**Problem description**:
Set down each entry exactly as given; pictures should not appear in the copy.

**Supplied material**:
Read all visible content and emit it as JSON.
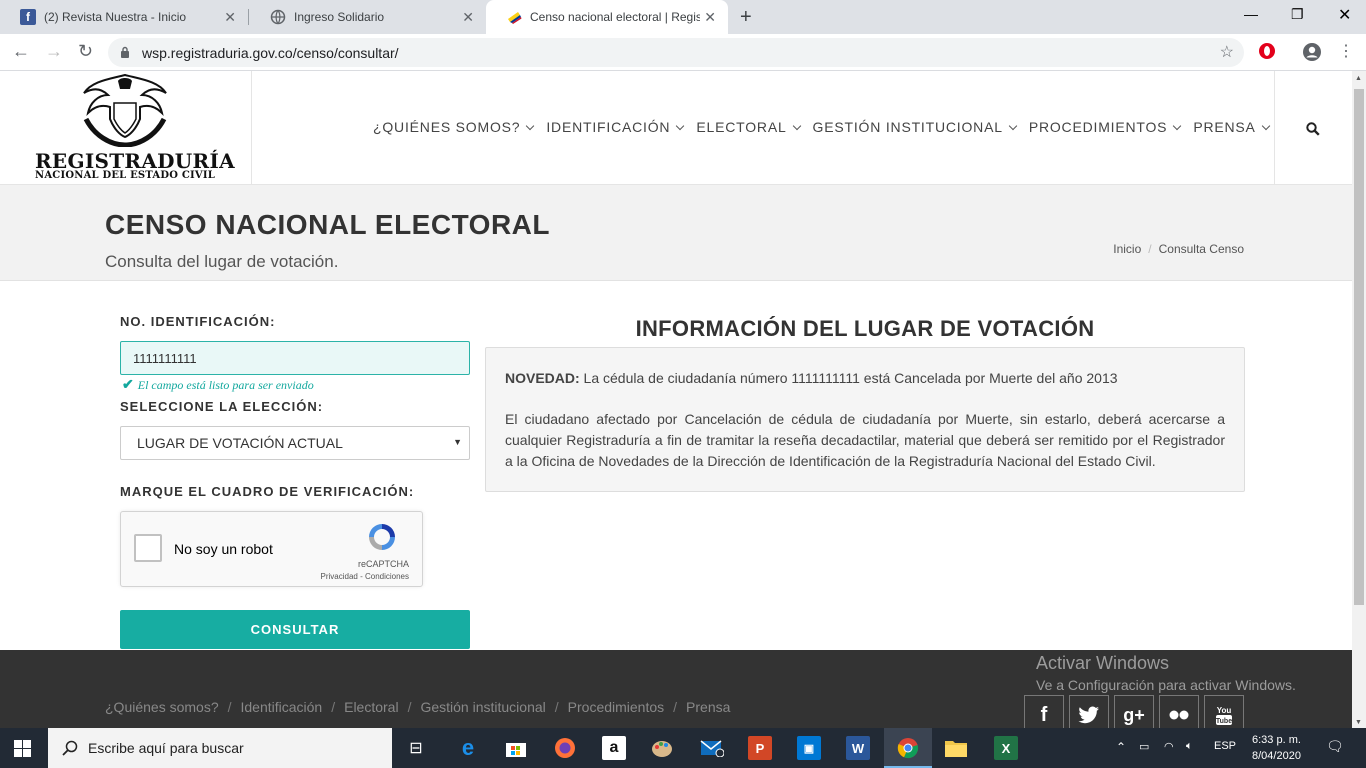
{
  "browser": {
    "tabs": [
      {
        "title": "(2) Revista Nuestra - Inicio"
      },
      {
        "title": "Ingreso Solidario"
      },
      {
        "title": "Censo nacional electoral | Regist"
      }
    ],
    "url": "wsp.registraduria.gov.co/censo/consultar/"
  },
  "logo": {
    "title": "REGISTRADURÍA",
    "subtitle": "NACIONAL DEL ESTADO CIVIL"
  },
  "nav": {
    "items": [
      "¿QUIÉNES SOMOS?",
      "IDENTIFICACIÓN",
      "ELECTORAL",
      "GESTIÓN INSTITUCIONAL",
      "PROCEDIMIENTOS",
      "PRENSA"
    ]
  },
  "page": {
    "title": "CENSO NACIONAL ELECTORAL",
    "subtitle": "Consulta del lugar de votación.",
    "breadcrumb": [
      "Inicio",
      "Consulta Censo"
    ]
  },
  "form": {
    "id_label": "NO. IDENTIFICACIÓN:",
    "id_value": "1111111111",
    "valid_msg": "El campo está listo para ser enviado",
    "election_label": "SELECCIONE LA ELECCIÓN:",
    "election_value": "LUGAR DE VOTACIÓN ACTUAL",
    "verify_label": "MARQUE EL CUADRO DE VERIFICACIÓN:",
    "captcha_label": "No soy un robot",
    "captcha_brand": "reCAPTCHA",
    "captcha_links": "Privacidad - Condiciones",
    "submit": "CONSULTAR"
  },
  "info": {
    "title": "INFORMACIÓN DEL LUGAR DE VOTACIÓN",
    "novedad_label": "NOVEDAD:",
    "novedad_text": " La cédula de ciudadanía número 1111111111 está Cancelada por Muerte del año 2013",
    "paragraph": "El ciudadano afectado por Cancelación de cédula de ciudadanía por Muerte, sin estarlo, deberá acercarse a cualquier Registraduría a fin de tramitar la reseña decadactilar, material que deberá ser remitido por el Registrador a la Oficina de Novedades de la Dirección de Identificación de la Registraduría Nacional del Estado Civil."
  },
  "footer": {
    "links": [
      "¿Quiénes somos?",
      "Identificación",
      "Electoral",
      "Gestión institucional",
      "Procedimientos",
      "Prensa"
    ],
    "activate_title": "Activar Windows",
    "activate_sub": "Ve a Configuración para activar Windows."
  },
  "taskbar": {
    "search_placeholder": "Escribe aquí para buscar",
    "lang": "ESP",
    "time": "6:33 p. m.",
    "date": "8/04/2020"
  }
}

**Exercise result**:
Read all visible content and emit it as JSON.
{
  "browser": {
    "tabs": [
      {
        "title": "(2) Revista Nuestra - Inicio"
      },
      {
        "title": "Ingreso Solidario"
      },
      {
        "title": "Censo nacional electoral | Regist"
      }
    ],
    "url": "wsp.registraduria.gov.co/censo/consultar/"
  },
  "logo": {
    "title": "REGISTRADURÍA",
    "subtitle": "NACIONAL DEL ESTADO CIVIL"
  },
  "nav": {
    "items": [
      "¿QUIÉNES SOMOS?",
      "IDENTIFICACIÓN",
      "ELECTORAL",
      "GESTIÓN INSTITUCIONAL",
      "PROCEDIMIENTOS",
      "PRENSA"
    ]
  },
  "page": {
    "title": "CENSO NACIONAL ELECTORAL",
    "subtitle": "Consulta del lugar de votación.",
    "breadcrumb": [
      "Inicio",
      "Consulta Censo"
    ]
  },
  "form": {
    "id_label": "NO. IDENTIFICACIÓN:",
    "id_value": "1111111111",
    "valid_msg": "El campo está listo para ser enviado",
    "election_label": "SELECCIONE LA ELECCIÓN:",
    "election_value": "LUGAR DE VOTACIÓN ACTUAL",
    "verify_label": "MARQUE EL CUADRO DE VERIFICACIÓN:",
    "captcha_label": "No soy un robot",
    "captcha_brand": "reCAPTCHA",
    "captcha_links": "Privacidad - Condiciones",
    "submit": "CONSULTAR"
  },
  "info": {
    "title": "INFORMACIÓN DEL LUGAR DE VOTACIÓN",
    "novedad_label": "NOVEDAD:",
    "novedad_text": " La cédula de ciudadanía número 1111111111 está Cancelada por Muerte del año 2013",
    "paragraph": "El ciudadano afectado por Cancelación de cédula de ciudadanía por Muerte, sin estarlo, deberá acercarse a cualquier Registraduría a fin de tramitar la reseña decadactilar, material que deberá ser remitido por el Registrador a la Oficina de Novedades de la Dirección de Identificación de la Registraduría Nacional del Estado Civil."
  },
  "footer": {
    "links": [
      "¿Quiénes somos?",
      "Identificación",
      "Electoral",
      "Gestión institucional",
      "Procedimientos",
      "Prensa"
    ],
    "activate_title": "Activar Windows",
    "activate_sub": "Ve a Configuración para activar Windows."
  },
  "taskbar": {
    "search_placeholder": "Escribe aquí para buscar",
    "lang": "ESP",
    "time": "6:33 p. m.",
    "date": "8/04/2020"
  }
}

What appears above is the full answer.